Rows from a dataset
==============================
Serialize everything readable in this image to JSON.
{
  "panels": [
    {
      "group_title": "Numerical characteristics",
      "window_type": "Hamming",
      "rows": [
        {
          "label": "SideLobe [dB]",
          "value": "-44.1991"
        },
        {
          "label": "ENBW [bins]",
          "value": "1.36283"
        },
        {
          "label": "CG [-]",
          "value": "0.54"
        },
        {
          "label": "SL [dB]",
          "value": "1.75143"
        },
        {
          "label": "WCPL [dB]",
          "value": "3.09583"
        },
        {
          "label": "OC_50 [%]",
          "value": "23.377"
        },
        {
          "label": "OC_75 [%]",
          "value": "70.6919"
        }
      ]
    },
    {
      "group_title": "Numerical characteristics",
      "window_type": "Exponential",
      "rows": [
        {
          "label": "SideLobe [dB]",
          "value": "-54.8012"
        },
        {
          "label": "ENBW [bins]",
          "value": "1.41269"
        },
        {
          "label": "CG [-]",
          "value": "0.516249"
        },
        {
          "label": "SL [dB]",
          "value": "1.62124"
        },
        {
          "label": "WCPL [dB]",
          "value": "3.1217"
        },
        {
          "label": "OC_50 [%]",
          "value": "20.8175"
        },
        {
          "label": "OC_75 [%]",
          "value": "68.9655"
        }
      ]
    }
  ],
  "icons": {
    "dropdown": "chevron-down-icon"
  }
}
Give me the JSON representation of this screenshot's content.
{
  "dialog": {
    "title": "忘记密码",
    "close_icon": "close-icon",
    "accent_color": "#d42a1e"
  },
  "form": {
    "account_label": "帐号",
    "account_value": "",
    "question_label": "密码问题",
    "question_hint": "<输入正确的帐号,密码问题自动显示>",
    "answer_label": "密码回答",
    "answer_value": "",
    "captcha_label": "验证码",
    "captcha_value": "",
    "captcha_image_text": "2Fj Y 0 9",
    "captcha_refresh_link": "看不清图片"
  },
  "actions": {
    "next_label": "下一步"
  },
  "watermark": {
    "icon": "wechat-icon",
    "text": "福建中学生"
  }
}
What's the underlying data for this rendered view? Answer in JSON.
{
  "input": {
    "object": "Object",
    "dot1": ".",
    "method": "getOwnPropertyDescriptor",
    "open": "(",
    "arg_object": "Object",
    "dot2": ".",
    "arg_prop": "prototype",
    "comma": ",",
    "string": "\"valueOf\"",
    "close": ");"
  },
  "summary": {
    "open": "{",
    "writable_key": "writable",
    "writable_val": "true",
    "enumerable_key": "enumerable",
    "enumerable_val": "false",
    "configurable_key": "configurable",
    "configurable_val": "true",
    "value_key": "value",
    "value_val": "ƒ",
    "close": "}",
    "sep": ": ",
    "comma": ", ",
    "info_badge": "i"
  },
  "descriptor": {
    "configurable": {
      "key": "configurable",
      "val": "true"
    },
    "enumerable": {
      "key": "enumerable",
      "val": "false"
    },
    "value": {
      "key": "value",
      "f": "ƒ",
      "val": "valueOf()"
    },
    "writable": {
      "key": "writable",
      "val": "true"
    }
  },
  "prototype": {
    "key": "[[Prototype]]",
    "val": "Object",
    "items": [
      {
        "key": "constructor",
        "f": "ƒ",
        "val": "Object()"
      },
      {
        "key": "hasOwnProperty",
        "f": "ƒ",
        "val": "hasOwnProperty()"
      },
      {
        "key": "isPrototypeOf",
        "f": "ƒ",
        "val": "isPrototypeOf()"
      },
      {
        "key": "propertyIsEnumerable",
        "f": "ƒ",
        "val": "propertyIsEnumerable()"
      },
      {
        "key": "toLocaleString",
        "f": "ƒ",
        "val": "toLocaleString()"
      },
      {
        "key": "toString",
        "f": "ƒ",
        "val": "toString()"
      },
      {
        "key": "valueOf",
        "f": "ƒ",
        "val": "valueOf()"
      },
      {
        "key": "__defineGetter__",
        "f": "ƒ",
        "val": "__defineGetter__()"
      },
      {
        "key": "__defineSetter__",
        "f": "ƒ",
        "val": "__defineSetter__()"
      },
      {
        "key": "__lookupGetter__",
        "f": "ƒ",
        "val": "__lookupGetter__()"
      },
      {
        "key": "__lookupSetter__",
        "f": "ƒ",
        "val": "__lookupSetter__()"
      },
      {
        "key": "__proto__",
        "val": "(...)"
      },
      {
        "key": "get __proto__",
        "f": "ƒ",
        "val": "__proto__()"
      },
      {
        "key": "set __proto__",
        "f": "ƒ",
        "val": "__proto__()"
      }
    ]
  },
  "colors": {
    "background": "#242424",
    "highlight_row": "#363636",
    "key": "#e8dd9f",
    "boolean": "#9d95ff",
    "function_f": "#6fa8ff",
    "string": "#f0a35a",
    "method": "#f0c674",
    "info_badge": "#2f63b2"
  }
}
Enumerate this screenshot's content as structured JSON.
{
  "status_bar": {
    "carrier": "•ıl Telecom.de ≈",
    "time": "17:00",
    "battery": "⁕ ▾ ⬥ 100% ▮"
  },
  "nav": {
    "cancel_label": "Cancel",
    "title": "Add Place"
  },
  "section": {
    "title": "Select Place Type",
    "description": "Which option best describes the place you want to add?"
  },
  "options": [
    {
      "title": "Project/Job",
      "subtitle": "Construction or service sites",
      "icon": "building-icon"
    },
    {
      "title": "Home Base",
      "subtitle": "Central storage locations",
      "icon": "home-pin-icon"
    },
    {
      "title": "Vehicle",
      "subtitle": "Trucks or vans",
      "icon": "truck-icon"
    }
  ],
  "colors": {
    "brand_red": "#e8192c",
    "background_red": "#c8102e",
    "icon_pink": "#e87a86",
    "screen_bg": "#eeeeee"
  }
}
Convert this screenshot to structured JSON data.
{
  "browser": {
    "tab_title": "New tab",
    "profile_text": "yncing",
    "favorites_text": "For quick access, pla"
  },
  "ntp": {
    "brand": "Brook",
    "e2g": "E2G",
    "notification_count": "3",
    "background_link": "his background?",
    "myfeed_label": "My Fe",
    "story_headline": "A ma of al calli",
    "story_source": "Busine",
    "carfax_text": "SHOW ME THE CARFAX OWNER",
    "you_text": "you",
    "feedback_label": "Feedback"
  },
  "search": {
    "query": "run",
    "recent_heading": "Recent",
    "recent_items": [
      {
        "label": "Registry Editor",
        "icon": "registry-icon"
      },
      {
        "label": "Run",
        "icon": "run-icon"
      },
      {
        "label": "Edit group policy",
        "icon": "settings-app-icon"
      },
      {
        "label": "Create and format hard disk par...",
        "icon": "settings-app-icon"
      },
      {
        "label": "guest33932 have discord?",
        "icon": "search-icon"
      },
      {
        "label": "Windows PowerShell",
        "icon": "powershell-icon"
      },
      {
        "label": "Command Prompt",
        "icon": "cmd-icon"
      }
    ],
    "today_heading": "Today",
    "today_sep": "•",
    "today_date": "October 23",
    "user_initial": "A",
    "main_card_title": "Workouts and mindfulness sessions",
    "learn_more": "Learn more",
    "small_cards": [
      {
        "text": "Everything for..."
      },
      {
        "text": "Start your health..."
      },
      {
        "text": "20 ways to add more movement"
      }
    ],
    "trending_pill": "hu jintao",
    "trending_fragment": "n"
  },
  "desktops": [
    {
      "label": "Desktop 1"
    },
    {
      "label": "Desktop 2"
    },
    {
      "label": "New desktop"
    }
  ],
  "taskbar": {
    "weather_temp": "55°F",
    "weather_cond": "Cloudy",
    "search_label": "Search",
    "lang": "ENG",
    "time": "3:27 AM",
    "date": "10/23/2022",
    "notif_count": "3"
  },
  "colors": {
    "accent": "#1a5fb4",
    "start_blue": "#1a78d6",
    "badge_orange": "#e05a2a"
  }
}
==============================
**What this task involves:** Every entry needs to be retyped exactly.

**Output:**
Serialize everything readable in this image to JSON.
{
  "panels": [
    {
      "group_title": "Numerical characteristics",
      "window_type": "Hamming",
      "rows": [
        {
          "label": "SideLobe [dB]",
          "value": "-44.1991"
        },
        {
          "label": "ENBW [bins]",
          "value": "1.36283"
        },
        {
          "label": "CG [-]",
          "value": "0.54"
        },
        {
          "label": "SL [dB]",
          "value": "1.75143"
        },
        {
          "label": "WCPL [dB]",
          "value": "3.09583"
        },
        {
          "label": "OC_50 [%]",
          "value": "23.377"
        },
        {
          "label": "OC_75 [%]",
          "value": "70.6919"
        }
      ]
    },
    {
      "group_title": "Numerical characteristics",
      "window_type": "Exponential",
      "rows": [
        {
          "label": "SideLobe [dB]",
          "value": "-54.8012"
        },
        {
          "label": "ENBW [bins]",
          "value": "1.41269"
        },
        {
          "label": "CG [-]",
          "value": "0.516249"
        },
        {
          "label": "SL [dB]",
          "value": "1.62124"
        },
        {
          "label": "WCPL [dB]",
          "value": "3.1217"
        },
        {
          "label": "OC_50 [%]",
          "value": "20.8175"
        },
        {
          "label": "OC_75 [%]",
          "value": "68.9655"
        }
      ]
    }
  ],
  "icons": {
    "dropdown": "chevron-down-icon"
  }
}
Give me the JSON representation of this screenshot's content.
{
  "dialog": {
    "title": "忘记密码",
    "close_icon": "close-icon",
    "accent_color": "#d42a1e"
  },
  "form": {
    "account_label": "帐号",
    "account_value": "",
    "question_label": "密码问题",
    "question_hint": "<输入正确的帐号,密码问题自动显示>",
    "answer_label": "密码回答",
    "answer_value": "",
    "captcha_label": "验证码",
    "captcha_value": "",
    "captcha_image_text": "2Fj Y 0 9",
    "captcha_refresh_link": "看不清图片"
  },
  "actions": {
    "next_label": "下一步"
  },
  "watermark": {
    "icon": "wechat-icon",
    "text": "福建中学生"
  }
}
What's the underlying data for this rendered view? Answer in JSON.
{
  "input": {
    "object": "Object",
    "dot1": ".",
    "method": "getOwnPropertyDescriptor",
    "open": "(",
    "arg_object": "Object",
    "dot2": ".",
    "arg_prop": "prototype",
    "comma": ",",
    "string": "\"valueOf\"",
    "close": ");"
  },
  "summary": {
    "open": "{",
    "writable_key": "writable",
    "writable_val": "true",
    "enumerable_key": "enumerable",
    "enumerable_val": "false",
    "configurable_key": "configurable",
    "configurable_val": "true",
    "value_key": "value",
    "value_val": "ƒ",
    "close": "}",
    "sep": ": ",
    "comma": ", ",
    "info_badge": "i"
  },
  "descriptor": {
    "configurable": {
      "key": "configurable",
      "val": "true"
    },
    "enumerable": {
      "key": "enumerable",
      "val": "false"
    },
    "value": {
      "key": "value",
      "f": "ƒ",
      "val": "valueOf()"
    },
    "writable": {
      "key": "writable",
      "val": "true"
    }
  },
  "prototype": {
    "key": "[[Prototype]]",
    "val": "Object",
    "items": [
      {
        "key": "constructor",
        "f": "ƒ",
        "val": "Object()"
      },
      {
        "key": "hasOwnProperty",
        "f": "ƒ",
        "val": "hasOwnProperty()"
      },
      {
        "key": "isPrototypeOf",
        "f": "ƒ",
        "val": "isPrototypeOf()"
      },
      {
        "key": "propertyIsEnumerable",
        "f": "ƒ",
        "val": "propertyIsEnumerable()"
      },
      {
        "key": "toLocaleString",
        "f": "ƒ",
        "val": "toLocaleString()"
      },
      {
        "key": "toString",
        "f": "ƒ",
        "val": "toString()"
      },
      {
        "key": "valueOf",
        "f": "ƒ",
        "val": "valueOf()"
      },
      {
        "key": "__defineGetter__",
        "f": "ƒ",
        "val": "__defineGetter__()"
      },
      {
        "key": "__defineSetter__",
        "f": "ƒ",
        "val": "__defineSetter__()"
      },
      {
        "key": "__lookupGetter__",
        "f": "ƒ",
        "val": "__lookupGetter__()"
      },
      {
        "key": "__lookupSetter__",
        "f": "ƒ",
        "val": "__lookupSetter__()"
      },
      {
        "key": "__proto__",
        "val": "(...)"
      },
      {
        "key": "get __proto__",
        "f": "ƒ",
        "val": "__proto__()"
      },
      {
        "key": "set __proto__",
        "f": "ƒ",
        "val": "__proto__()"
      }
    ]
  },
  "colors": {
    "background": "#242424",
    "highlight_row": "#363636",
    "key": "#e8dd9f",
    "boolean": "#9d95ff",
    "function_f": "#6fa8ff",
    "string": "#f0a35a",
    "method": "#f0c674",
    "info_badge": "#2f63b2"
  }
}
Enumerate this screenshot's content as structured JSON.
{
  "status_bar": {
    "carrier": "•ıl Telecom.de ≈",
    "time": "17:00",
    "battery": "⁕ ▾ ⬥ 100% ▮"
  },
  "nav": {
    "cancel_label": "Cancel",
    "title": "Add Place"
  },
  "section": {
    "title": "Select Place Type",
    "description": "Which option best describes the place you want to add?"
  },
  "options": [
    {
      "title": "Project/Job",
      "subtitle": "Construction or service sites",
      "icon": "building-icon"
    },
    {
      "title": "Home Base",
      "subtitle": "Central storage locations",
      "icon": "home-pin-icon"
    },
    {
      "title": "Vehicle",
      "subtitle": "Trucks or vans",
      "icon": "truck-icon"
    }
  ],
  "colors": {
    "brand_red": "#e8192c",
    "background_red": "#c8102e",
    "icon_pink": "#e87a86",
    "screen_bg": "#eeeeee"
  }
}
Convert this screenshot to structured JSON data.
{
  "browser": {
    "tab_title": "New tab",
    "profile_text": "yncing",
    "favorites_text": "For quick access, pla"
  },
  "ntp": {
    "brand": "Brook",
    "e2g": "E2G",
    "notification_count": "3",
    "background_link": "his background?",
    "myfeed_label": "My Fe",
    "story_headline": "A ma of al calli",
    "story_source": "Busine",
    "carfax_text": "SHOW ME THE CARFAX OWNER",
    "you_text": "you",
    "feedback_label": "Feedback"
  },
  "search": {
    "query": "run",
    "recent_heading": "Recent",
    "recent_items": [
      {
        "label": "Registry Editor",
        "icon": "registry-icon"
      },
      {
        "label": "Run",
        "icon": "run-icon"
      },
      {
        "label": "Edit group policy",
        "icon": "settings-app-icon"
      },
      {
        "label": "Create and format hard disk par...",
        "icon": "settings-app-icon"
      },
      {
        "label": "guest33932 have discord?",
        "icon": "search-icon"
      },
      {
        "label": "Windows PowerShell",
        "icon": "powershell-icon"
      },
      {
        "label": "Command Prompt",
        "icon": "cmd-icon"
      }
    ],
    "today_heading": "Today",
    "today_sep": "•",
    "today_date": "October 23",
    "user_initial": "A",
    "main_card_title": "Workouts and mindfulness sessions",
    "learn_more": "Learn more",
    "small_cards": [
      {
        "text": "Everything for..."
      },
      {
        "text": "Start your health..."
      },
      {
        "text": "20 ways to add more movement"
      }
    ],
    "trending_pill": "hu jintao",
    "trending_fragment": "n"
  },
  "desktops": [
    {
      "label": "Desktop 1"
    },
    {
      "label": "Desktop 2"
    },
    {
      "label": "New desktop"
    }
  ],
  "taskbar": {
    "weather_temp": "55°F",
    "weather_cond": "Cloudy",
    "search_label": "Search",
    "lang": "ENG",
    "time": "3:27 AM",
    "date": "10/23/2022",
    "notif_count": "3"
  },
  "colors": {
    "accent": "#1a5fb4",
    "start_blue": "#1a78d6",
    "badge_orange": "#e05a2a"
  }
}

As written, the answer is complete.